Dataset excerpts
>> start
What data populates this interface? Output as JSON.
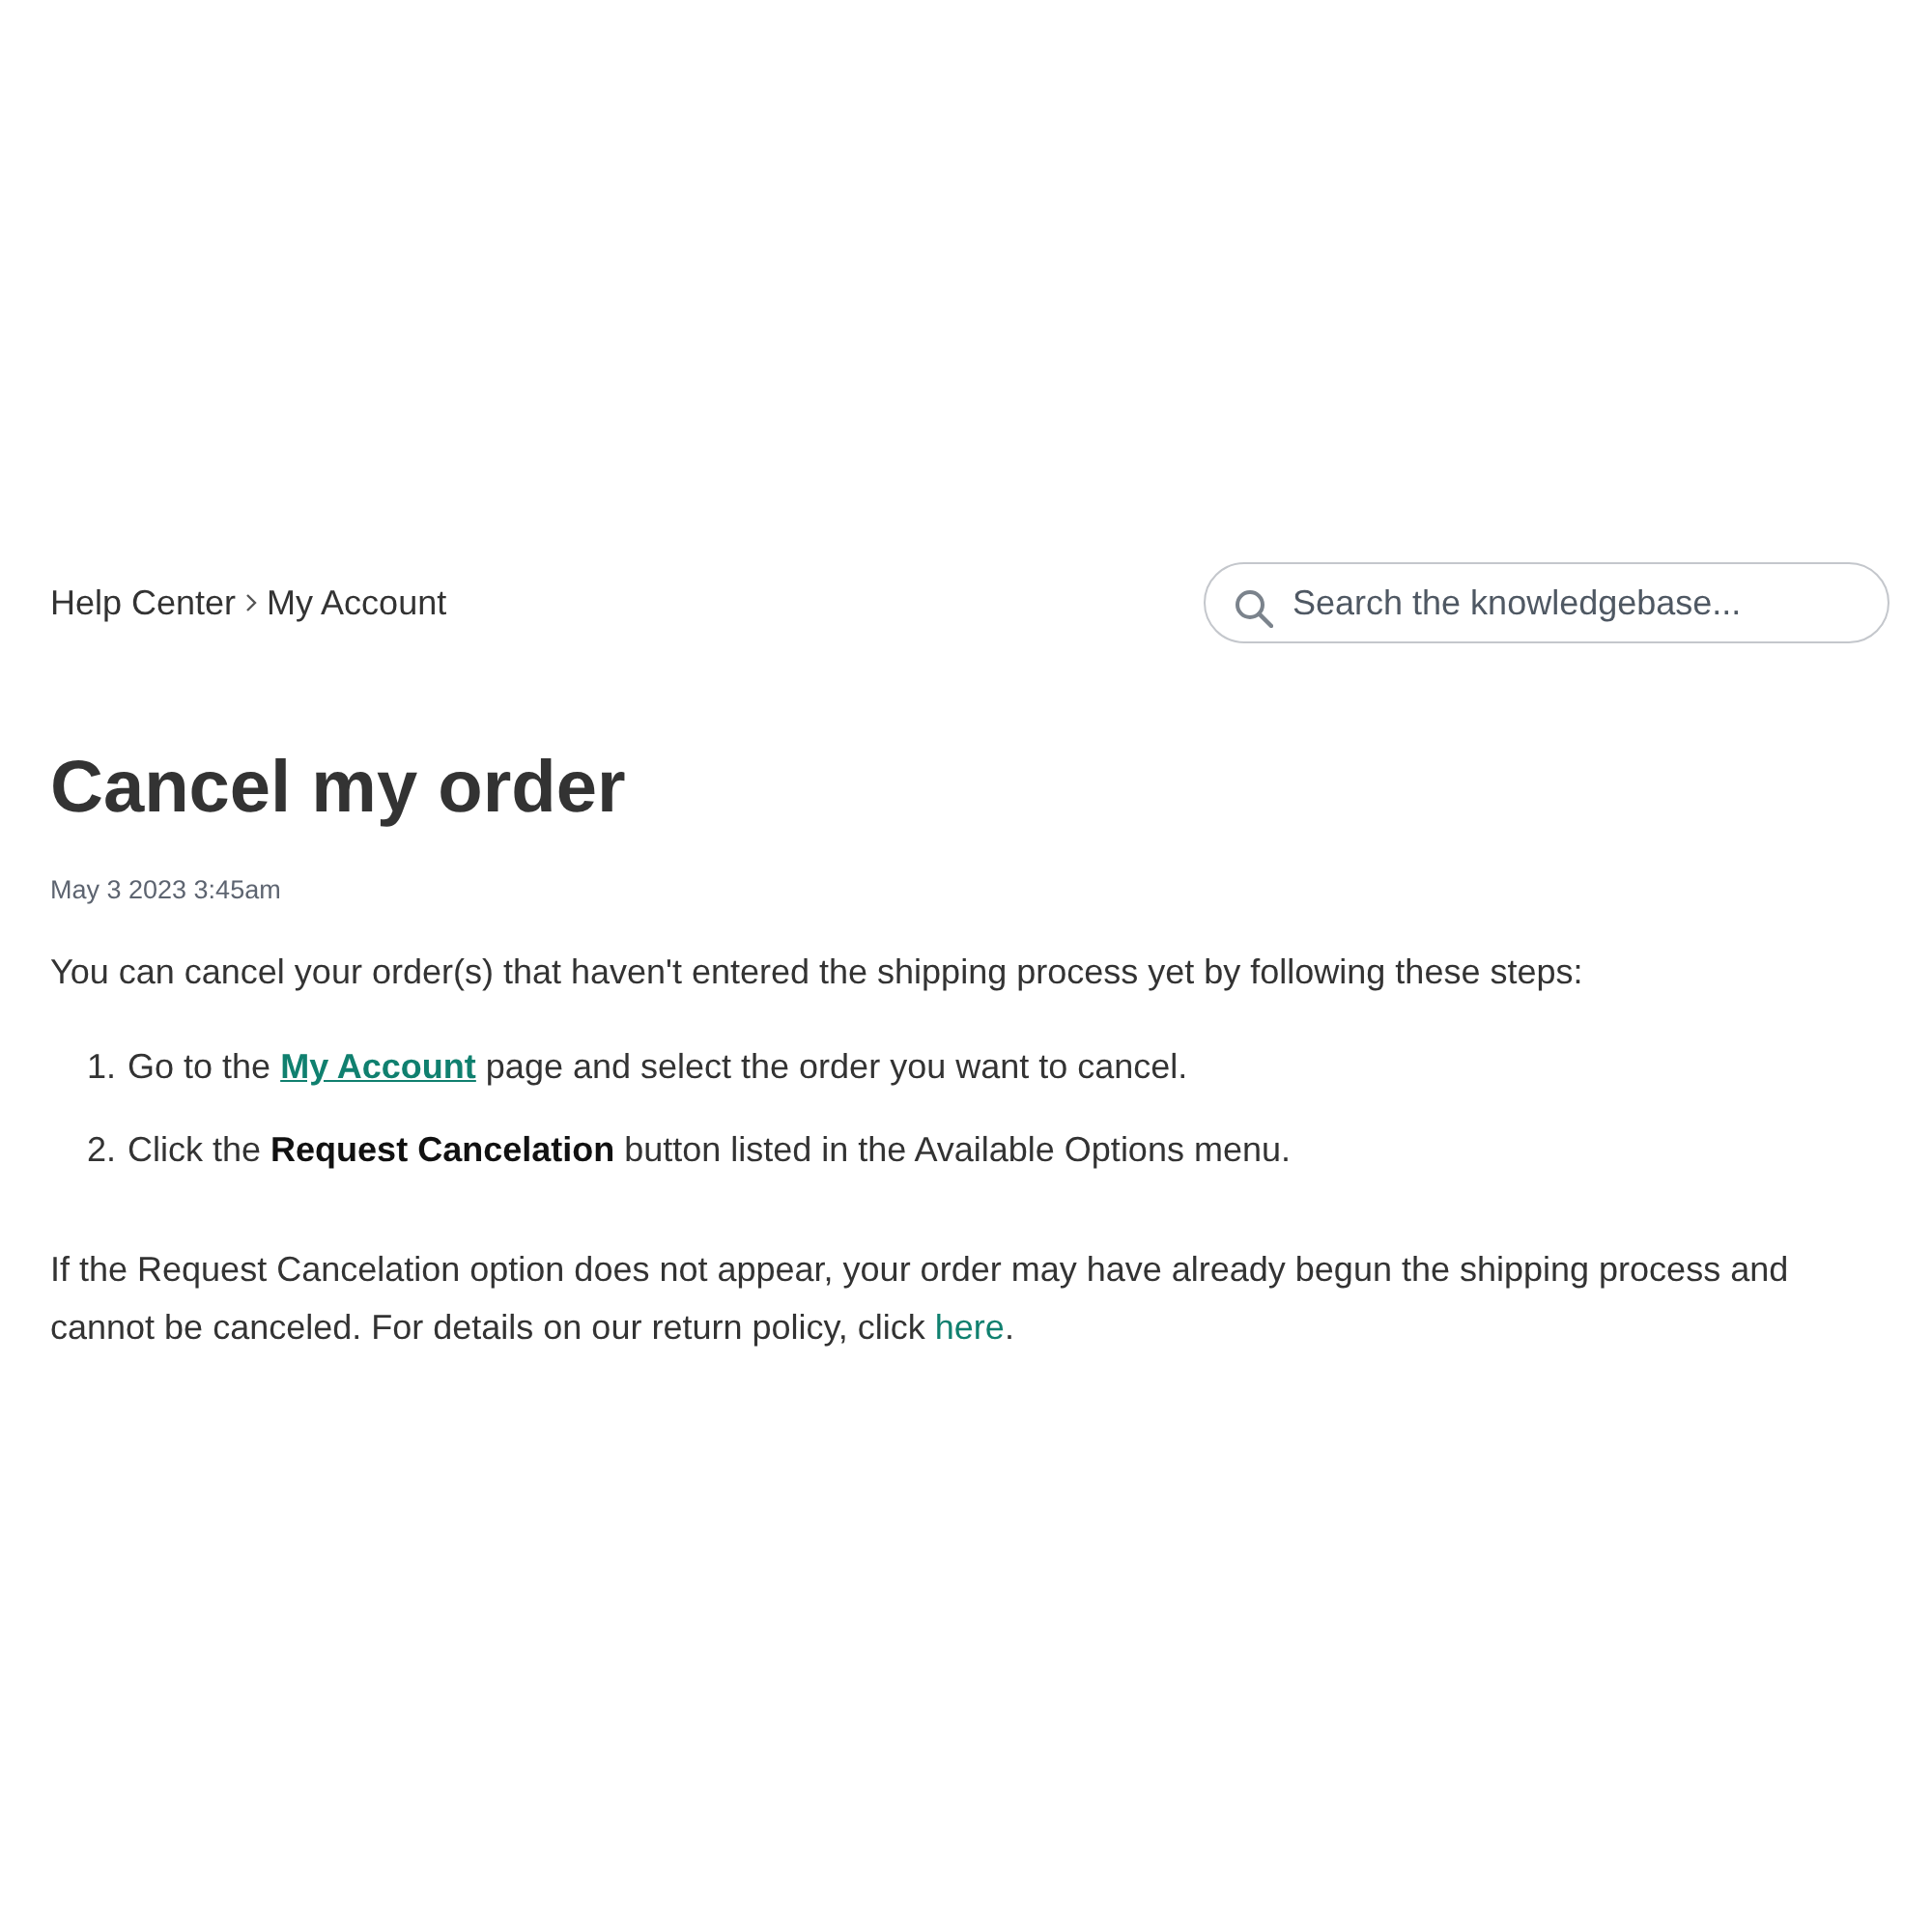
{
  "breadcrumb": [
    {
      "label": "Help Center"
    },
    {
      "label": "My Account"
    }
  ],
  "search": {
    "placeholder": "Search the knowledgebase..."
  },
  "article": {
    "title": "Cancel my order",
    "date": "May 3 2023 3:45am",
    "intro": "You can cancel your order(s) that haven't entered the shipping process yet by following these steps:",
    "steps": [
      {
        "number": "1.",
        "parts": [
          {
            "kind": "text",
            "text": "Go to the "
          },
          {
            "kind": "link",
            "text": "My Account"
          },
          {
            "kind": "text",
            "text": " page and select the order you want to cancel."
          }
        ]
      },
      {
        "number": "2.",
        "parts": [
          {
            "kind": "text",
            "text": "Click the **Request Cancelation** button listed in the Available Options menu."
          }
        ]
      }
    ],
    "note": [
      {
        "kind": "text",
        "text": "If the Request Cancelation option does not appear, your order may have already begun the shipping process and cannot be canceled. For details on our return policy, click "
      },
      {
        "kind": "plain-link",
        "text": "here"
      },
      {
        "kind": "text",
        "text": "."
      }
    ]
  }
}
>> end
Brief
Quote the records in full and exactly; skip any image.

Complete output
What data populates this interface? Output as JSON.
{
  "breadcrumb": [
    {
      "label": "Help Center"
    },
    {
      "label": "My Account"
    }
  ],
  "search": {
    "placeholder": "Search the knowledgebase..."
  },
  "article": {
    "title": "Cancel my order",
    "date": "May 3 2023 3:45am",
    "intro": "You can cancel your order(s) that haven't entered the shipping process yet by following these steps:",
    "steps": [
      {
        "number": "1.",
        "parts": [
          {
            "kind": "text",
            "text": "Go to the "
          },
          {
            "kind": "link",
            "text": "My Account"
          },
          {
            "kind": "text",
            "text": " page and select the order you want to cancel."
          }
        ]
      },
      {
        "number": "2.",
        "parts": [
          {
            "kind": "text",
            "text": "Click the **Request Cancelation** button listed in the Available Options menu."
          }
        ]
      }
    ],
    "note": [
      {
        "kind": "text",
        "text": "If the Request Cancelation option does not appear, your order may have already begun the shipping process and cannot be canceled. For details on our return policy, click "
      },
      {
        "kind": "plain-link",
        "text": "here"
      },
      {
        "kind": "text",
        "text": "."
      }
    ]
  }
}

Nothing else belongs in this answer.